Parshat Beha’alotcha: Have You Heard About…?

I’ve had quite a bit of time these last few months to reflect on so many things.  Isolation will do that for us – lots of time, lots of reflections.  

I remember so many conversations, some make me smile, some make me cringe, some I realize were left open ended and need to be revisited.  But, one conversation always makes me laugh and I’d like to share it.  

I was sitting in my car with one of my sons and I was thinking of whether or not criminals who committed crimes in their youth should be paroled in their old age.  It’s a tough topic for me, since I am definitely someone who believes in accountability, but at the same time, I believe that people can grow and change.  Can our entire future lives be set in stone based on a single act from our past?

It’s easy when we think of mundane youthful transgressions – certainly we don’t want people locked in by a minor mistake, but what about the major things?  Should someone like Charles Manson ever have seriously been considered for parole?  And now we have arrived at the conversation I had with my son.

    Rachael: Do you think Manson deserved parole or to die in prison?

    Son:  Why was he in prison?

    Rachael: Because he killed a lot of people.

    Son:  I don’t think he actually killed anyone.

    Rachael: Ok, he didn’t actually kill anyone.  But that’s a loophole.

    Son: What are you talking about?   

Rachael: He didn’t actually kill anyone himself.  He ordered other people to kill them.  So, I still think he’s responsible.

    Son: He didn’t order anyone to kill anyone.

    Rachael: Of course he did!  Sharon Tate, and that  poor LaBianca couple – he had a whole cult thing going on there in the desert!

    Son: They’re fans mum…I wouldn’t call that a cult.

    Rachael: What are you talking about?  Of course it’s a cult!

    Son: His music was a little strange, I’ll admit, but I don’t know that I’d call his fans a cult.

■ Short task
Change the passage of the Parshat Beha’alotcha piece starting at "I was sitting" and ending at "from our past?" so that "criminals" reads "offenders". The data has nothing to do with this.

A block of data
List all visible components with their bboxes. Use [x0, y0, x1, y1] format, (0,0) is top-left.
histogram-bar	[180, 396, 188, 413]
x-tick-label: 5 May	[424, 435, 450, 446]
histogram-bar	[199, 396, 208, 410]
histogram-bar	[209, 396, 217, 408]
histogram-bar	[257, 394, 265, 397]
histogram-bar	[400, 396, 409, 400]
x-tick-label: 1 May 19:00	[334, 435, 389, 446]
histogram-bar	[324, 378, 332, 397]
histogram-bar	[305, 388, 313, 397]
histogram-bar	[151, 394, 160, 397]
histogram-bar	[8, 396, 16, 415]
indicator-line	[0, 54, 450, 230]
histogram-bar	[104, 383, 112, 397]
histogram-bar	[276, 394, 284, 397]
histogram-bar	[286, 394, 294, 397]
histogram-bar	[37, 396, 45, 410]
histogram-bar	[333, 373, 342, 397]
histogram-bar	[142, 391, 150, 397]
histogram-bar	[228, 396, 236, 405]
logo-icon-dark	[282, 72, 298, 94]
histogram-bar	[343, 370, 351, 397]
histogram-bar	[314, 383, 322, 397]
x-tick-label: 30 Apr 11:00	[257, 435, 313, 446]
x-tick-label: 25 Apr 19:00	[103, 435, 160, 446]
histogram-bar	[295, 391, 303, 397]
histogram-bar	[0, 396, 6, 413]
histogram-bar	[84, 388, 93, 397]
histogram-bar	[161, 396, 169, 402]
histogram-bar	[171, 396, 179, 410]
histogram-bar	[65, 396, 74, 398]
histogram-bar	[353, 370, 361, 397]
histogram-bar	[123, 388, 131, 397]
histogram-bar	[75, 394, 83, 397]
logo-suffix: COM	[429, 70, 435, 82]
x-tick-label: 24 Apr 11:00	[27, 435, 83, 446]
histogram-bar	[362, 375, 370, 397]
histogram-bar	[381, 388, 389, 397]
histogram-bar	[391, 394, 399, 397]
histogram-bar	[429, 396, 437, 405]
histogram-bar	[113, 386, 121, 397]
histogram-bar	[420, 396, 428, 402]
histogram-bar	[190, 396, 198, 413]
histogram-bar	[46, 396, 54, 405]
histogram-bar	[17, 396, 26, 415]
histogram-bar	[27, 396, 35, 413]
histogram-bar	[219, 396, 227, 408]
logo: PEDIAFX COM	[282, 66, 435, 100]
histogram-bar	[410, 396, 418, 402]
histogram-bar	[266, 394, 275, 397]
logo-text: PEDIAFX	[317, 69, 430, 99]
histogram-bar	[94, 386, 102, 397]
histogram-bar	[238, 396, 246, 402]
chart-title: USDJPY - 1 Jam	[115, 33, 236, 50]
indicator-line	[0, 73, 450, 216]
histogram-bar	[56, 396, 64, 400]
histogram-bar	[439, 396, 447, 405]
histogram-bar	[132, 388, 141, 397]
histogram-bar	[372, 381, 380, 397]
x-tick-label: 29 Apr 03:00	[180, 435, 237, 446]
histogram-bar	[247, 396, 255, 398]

■ Full response
I was sitting in my car with one of my sons and I was thinking of whether or not offenders who committed crimes in their youth should be paroled in their old age.  It’s a tough topic for me, since I am definitely someone who believes in accountability, but at the same time, I believe that people can grow and change.  Can our entire future lives be set in stone based on a single act from our past?